### Exercise aim
Pull out each line of the data that includes the word "true".

### Information given

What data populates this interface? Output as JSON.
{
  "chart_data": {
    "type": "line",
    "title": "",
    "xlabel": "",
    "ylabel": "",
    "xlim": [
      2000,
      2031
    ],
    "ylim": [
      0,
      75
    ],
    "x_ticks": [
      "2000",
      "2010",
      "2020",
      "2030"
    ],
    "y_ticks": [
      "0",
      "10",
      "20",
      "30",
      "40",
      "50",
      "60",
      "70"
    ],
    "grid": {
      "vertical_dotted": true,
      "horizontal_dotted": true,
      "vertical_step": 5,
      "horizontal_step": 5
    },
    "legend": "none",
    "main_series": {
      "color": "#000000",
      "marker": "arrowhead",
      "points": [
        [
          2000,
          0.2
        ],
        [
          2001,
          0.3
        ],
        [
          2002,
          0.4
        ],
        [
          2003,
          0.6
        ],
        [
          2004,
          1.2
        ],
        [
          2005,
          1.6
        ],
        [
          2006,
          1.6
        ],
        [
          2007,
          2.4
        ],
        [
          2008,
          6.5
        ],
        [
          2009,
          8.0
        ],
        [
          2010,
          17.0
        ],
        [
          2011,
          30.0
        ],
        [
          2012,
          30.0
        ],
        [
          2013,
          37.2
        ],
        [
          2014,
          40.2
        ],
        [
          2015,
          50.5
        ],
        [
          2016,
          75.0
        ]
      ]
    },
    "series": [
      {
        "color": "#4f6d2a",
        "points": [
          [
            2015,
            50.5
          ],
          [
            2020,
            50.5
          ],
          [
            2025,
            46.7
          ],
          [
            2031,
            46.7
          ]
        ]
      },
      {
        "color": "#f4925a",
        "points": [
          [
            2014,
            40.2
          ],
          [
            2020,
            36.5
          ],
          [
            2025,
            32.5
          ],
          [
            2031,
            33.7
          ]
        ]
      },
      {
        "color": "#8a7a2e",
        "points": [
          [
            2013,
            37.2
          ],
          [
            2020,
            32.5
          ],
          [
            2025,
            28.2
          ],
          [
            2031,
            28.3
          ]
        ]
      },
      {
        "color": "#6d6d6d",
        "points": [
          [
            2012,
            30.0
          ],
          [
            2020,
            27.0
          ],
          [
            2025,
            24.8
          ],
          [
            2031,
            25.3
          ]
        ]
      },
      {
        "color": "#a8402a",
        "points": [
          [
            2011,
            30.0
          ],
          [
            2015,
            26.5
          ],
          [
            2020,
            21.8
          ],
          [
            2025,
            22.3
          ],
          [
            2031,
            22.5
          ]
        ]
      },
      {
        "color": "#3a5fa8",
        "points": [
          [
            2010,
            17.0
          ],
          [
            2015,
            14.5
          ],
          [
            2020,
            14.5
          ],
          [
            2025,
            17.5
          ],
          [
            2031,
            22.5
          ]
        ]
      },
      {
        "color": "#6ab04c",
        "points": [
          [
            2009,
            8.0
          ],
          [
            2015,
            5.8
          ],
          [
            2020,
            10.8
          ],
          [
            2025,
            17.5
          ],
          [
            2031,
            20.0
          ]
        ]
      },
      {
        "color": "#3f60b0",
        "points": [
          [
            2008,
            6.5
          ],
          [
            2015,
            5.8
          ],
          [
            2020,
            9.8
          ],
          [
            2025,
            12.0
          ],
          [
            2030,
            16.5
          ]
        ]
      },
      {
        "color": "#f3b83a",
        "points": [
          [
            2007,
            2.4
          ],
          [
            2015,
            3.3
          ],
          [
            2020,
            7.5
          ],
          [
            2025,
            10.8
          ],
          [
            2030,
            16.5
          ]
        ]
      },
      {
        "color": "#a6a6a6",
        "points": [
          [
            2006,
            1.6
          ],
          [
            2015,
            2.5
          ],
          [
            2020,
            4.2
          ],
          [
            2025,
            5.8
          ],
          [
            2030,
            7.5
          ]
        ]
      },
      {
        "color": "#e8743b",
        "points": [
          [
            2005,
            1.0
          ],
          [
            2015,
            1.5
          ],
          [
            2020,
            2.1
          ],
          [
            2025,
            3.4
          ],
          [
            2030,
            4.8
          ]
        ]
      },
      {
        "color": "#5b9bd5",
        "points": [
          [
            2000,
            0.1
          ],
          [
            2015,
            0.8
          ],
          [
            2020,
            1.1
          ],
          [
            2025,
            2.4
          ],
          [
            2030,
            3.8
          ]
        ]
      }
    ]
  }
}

### Worked solution
      "vertical_dotted": true,
      "horizontal_dotted": true,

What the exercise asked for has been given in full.